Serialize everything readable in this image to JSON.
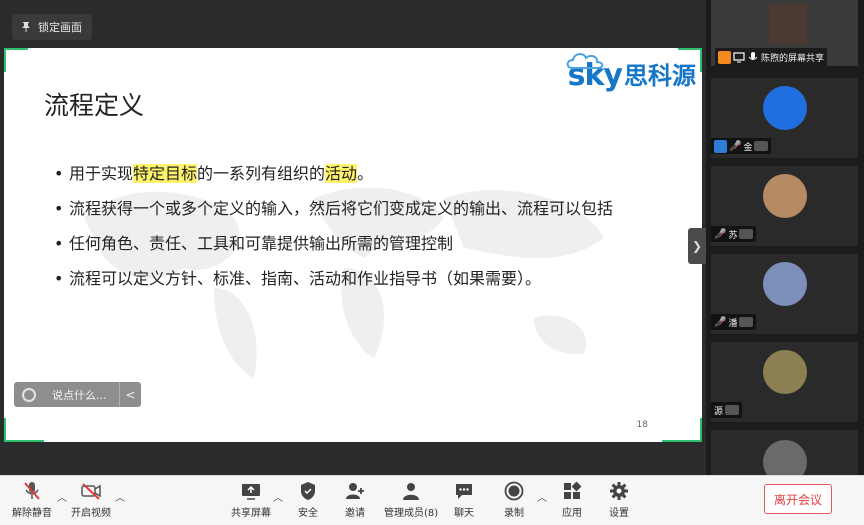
{
  "share": {
    "lock_label": "锁定画面",
    "slide": {
      "title": "流程定义",
      "logo_latin": "sky",
      "logo_cn": "思科源",
      "bullets": [
        {
          "pre": "用于实现",
          "hl1": "特定目标",
          "mid": "的一系列有组织的",
          "hl2": "活动",
          "post": "。"
        },
        {
          "text": "流程获得一个或多个定义的输入，然后将它们变成定义的输出、流程可以包括"
        },
        {
          "text": "任何角色、责任、工具和可靠提供输出所需的管理控制"
        },
        {
          "text": "流程可以定义方针、标准、指南、活动和作业指导书（如果需要）。"
        }
      ],
      "page_number": "18",
      "highlight_color": "#fff36b",
      "accent_color": "#2fbf71"
    },
    "chat_placeholder": "说点什么...",
    "chat_collapse": "<"
  },
  "gallery": {
    "expand_label": "❯",
    "tiles": [
      {
        "name": "陈煦的屏幕共享"
      },
      {
        "name": "金"
      },
      {
        "name": "苏"
      },
      {
        "name": "潘"
      },
      {
        "name": "源"
      },
      {
        "name": ""
      }
    ]
  },
  "toolbar": {
    "mute": "解除静音",
    "video": "开启视频",
    "share": "共享屏幕",
    "security": "安全",
    "invite": "邀请",
    "members": "管理成员(8)",
    "chat": "聊天",
    "record": "录制",
    "apps": "应用",
    "settings": "设置",
    "leave": "离开会议"
  }
}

========================================

» WRITTEN REQUEST:
Quote every line of the records above exactly; no picture is to be copied.

» EXPECTED ANSWER:
Serialize everything readable in this image to JSON.
{
  "share": {
    "lock_label": "锁定画面",
    "slide": {
      "title": "流程定义",
      "logo_latin": "sky",
      "logo_cn": "思科源",
      "bullets": [
        {
          "pre": "用于实现",
          "hl1": "特定目标",
          "mid": "的一系列有组织的",
          "hl2": "活动",
          "post": "。"
        },
        {
          "text": "流程获得一个或多个定义的输入，然后将它们变成定义的输出、流程可以包括"
        },
        {
          "text": "任何角色、责任、工具和可靠提供输出所需的管理控制"
        },
        {
          "text": "流程可以定义方针、标准、指南、活动和作业指导书（如果需要）。"
        }
      ],
      "page_number": "18",
      "highlight_color": "#fff36b",
      "accent_color": "#2fbf71"
    },
    "chat_placeholder": "说点什么...",
    "chat_collapse": "<"
  },
  "gallery": {
    "expand_label": "❯",
    "tiles": [
      {
        "name": "陈煦的屏幕共享"
      },
      {
        "name": "金"
      },
      {
        "name": "苏"
      },
      {
        "name": "潘"
      },
      {
        "name": "源"
      },
      {
        "name": ""
      }
    ]
  },
  "toolbar": {
    "mute": "解除静音",
    "video": "开启视频",
    "share": "共享屏幕",
    "security": "安全",
    "invite": "邀请",
    "members": "管理成员(8)",
    "chat": "聊天",
    "record": "录制",
    "apps": "应用",
    "settings": "设置",
    "leave": "离开会议"
  }
}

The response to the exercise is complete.